- _EXTRACTED ENTRIES_:
━━━━━━━━━━━━━━━━━━━━
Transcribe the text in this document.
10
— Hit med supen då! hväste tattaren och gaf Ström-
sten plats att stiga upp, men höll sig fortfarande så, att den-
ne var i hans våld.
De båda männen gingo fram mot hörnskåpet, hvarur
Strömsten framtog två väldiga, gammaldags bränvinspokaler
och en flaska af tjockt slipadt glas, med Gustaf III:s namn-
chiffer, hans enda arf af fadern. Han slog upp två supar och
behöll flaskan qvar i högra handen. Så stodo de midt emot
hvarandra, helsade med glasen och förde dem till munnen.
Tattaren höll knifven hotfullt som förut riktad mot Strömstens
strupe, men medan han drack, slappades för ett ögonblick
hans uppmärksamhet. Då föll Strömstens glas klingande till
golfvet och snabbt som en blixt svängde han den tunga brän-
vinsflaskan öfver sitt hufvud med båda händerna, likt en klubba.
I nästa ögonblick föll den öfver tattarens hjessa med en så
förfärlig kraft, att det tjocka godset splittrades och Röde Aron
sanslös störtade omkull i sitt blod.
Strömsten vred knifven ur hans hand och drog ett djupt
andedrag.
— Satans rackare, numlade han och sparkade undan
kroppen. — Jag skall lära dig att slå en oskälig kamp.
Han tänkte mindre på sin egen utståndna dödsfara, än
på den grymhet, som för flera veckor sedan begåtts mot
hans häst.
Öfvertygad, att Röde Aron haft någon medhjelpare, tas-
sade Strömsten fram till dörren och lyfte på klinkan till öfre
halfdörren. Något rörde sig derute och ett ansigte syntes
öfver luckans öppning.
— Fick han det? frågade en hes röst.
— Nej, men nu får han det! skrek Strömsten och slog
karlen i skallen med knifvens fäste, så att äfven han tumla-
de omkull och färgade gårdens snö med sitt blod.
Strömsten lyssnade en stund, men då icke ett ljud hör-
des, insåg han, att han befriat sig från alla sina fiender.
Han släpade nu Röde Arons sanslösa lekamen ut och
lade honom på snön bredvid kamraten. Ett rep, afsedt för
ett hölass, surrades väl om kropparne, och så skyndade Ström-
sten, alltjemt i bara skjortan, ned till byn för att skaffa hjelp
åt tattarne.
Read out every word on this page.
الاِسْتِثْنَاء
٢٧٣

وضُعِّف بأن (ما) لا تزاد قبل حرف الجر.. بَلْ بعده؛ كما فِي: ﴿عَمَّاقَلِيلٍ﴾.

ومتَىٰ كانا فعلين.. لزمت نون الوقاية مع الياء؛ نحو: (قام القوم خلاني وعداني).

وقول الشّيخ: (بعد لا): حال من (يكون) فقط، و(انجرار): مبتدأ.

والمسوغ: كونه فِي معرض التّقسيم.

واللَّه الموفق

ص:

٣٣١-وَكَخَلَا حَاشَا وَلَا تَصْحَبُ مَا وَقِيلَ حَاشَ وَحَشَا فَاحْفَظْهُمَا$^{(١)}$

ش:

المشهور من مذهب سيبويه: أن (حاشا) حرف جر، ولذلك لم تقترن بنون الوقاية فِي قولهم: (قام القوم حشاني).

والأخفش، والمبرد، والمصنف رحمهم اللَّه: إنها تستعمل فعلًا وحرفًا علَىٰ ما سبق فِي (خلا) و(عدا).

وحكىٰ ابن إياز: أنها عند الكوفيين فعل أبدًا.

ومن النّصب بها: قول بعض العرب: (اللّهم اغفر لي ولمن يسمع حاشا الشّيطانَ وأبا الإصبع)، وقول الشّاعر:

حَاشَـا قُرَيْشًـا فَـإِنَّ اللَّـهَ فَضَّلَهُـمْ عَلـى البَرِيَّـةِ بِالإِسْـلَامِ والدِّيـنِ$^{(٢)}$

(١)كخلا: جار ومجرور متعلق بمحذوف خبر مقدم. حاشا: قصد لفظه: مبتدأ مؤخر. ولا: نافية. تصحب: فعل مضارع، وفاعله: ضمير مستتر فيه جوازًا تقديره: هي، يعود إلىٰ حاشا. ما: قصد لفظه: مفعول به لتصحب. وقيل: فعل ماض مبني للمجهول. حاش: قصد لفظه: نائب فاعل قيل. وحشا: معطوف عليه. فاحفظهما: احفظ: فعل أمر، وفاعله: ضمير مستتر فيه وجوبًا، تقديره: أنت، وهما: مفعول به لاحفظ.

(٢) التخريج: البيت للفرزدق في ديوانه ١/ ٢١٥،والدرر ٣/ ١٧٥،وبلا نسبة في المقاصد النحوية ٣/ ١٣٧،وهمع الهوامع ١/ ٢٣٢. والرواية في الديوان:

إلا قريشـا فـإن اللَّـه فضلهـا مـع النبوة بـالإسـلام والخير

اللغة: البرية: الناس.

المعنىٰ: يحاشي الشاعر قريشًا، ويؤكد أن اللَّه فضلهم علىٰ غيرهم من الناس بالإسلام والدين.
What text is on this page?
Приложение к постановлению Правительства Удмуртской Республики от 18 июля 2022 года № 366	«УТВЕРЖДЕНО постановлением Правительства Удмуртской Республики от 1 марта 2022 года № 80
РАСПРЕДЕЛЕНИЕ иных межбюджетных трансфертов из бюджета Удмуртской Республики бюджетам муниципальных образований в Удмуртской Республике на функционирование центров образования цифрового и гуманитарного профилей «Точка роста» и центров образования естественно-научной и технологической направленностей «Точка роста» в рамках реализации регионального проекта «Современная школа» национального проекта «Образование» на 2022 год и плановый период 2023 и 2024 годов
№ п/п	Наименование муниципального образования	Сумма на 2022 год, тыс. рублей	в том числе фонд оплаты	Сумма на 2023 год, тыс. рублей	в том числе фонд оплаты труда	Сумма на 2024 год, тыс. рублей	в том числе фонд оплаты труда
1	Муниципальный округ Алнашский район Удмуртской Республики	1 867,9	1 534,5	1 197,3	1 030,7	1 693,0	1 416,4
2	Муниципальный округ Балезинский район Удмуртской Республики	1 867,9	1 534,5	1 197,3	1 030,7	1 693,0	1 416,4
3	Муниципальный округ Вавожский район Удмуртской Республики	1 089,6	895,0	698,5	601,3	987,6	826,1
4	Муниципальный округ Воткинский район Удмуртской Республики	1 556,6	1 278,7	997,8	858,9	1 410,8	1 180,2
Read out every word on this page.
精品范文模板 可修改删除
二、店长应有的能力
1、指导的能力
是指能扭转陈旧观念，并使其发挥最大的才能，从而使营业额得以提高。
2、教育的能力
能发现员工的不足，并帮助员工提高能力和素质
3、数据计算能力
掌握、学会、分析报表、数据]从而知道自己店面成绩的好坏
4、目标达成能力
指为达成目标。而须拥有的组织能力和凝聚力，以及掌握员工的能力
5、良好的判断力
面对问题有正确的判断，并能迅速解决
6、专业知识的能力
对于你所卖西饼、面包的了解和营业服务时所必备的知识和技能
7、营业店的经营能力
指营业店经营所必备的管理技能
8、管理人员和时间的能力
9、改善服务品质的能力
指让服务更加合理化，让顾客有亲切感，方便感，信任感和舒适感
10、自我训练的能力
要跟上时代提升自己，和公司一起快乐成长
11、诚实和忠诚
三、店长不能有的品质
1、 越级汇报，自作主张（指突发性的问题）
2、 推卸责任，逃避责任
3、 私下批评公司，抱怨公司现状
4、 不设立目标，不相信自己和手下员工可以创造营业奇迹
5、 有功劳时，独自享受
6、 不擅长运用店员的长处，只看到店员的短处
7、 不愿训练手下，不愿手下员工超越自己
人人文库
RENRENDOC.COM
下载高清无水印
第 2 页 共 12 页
━━━━━━━━━━━━━━━━━━━━
- _WRITTEN TASK_: Across the material above, how many lines include the string "округ"? Only the number is wanted.

- _RESULT BELOW_: 4